### WORK REQUIRED
Answer with one number: how many lines have "What".

(Recorded data)
◆ ◆ ◆

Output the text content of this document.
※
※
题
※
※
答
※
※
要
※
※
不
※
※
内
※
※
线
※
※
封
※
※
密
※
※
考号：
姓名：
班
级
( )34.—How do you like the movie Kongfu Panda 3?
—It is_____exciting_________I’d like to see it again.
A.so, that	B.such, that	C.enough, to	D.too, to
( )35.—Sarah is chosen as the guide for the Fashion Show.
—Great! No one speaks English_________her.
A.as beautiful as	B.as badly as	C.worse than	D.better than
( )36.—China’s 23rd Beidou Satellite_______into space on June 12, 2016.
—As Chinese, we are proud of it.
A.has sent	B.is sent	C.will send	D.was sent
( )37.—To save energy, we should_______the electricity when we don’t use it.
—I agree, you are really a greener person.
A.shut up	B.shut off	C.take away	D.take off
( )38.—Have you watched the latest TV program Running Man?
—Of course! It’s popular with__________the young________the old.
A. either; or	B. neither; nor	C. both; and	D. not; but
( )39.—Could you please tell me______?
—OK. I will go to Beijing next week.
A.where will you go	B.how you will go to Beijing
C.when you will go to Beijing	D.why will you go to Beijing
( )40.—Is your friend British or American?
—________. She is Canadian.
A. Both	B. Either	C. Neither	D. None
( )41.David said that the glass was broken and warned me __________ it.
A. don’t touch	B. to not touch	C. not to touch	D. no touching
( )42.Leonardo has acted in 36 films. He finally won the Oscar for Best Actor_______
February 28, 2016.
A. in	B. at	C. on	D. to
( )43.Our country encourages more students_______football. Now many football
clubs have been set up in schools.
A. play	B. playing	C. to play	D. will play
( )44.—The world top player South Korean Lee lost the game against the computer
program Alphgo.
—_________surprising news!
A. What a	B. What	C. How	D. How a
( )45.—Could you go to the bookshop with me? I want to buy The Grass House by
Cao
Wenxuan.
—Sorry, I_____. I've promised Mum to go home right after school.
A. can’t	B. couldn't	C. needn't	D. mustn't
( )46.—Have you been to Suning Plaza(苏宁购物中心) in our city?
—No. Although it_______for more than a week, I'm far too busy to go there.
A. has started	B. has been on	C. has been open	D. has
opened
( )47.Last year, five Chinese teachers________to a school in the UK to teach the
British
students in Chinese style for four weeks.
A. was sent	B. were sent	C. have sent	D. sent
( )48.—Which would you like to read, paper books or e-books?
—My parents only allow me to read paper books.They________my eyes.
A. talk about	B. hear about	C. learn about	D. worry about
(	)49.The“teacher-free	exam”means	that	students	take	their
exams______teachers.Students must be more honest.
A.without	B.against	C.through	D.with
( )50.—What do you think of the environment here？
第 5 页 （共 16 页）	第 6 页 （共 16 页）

◆ ◆ ◆

### FINAL RESULT
2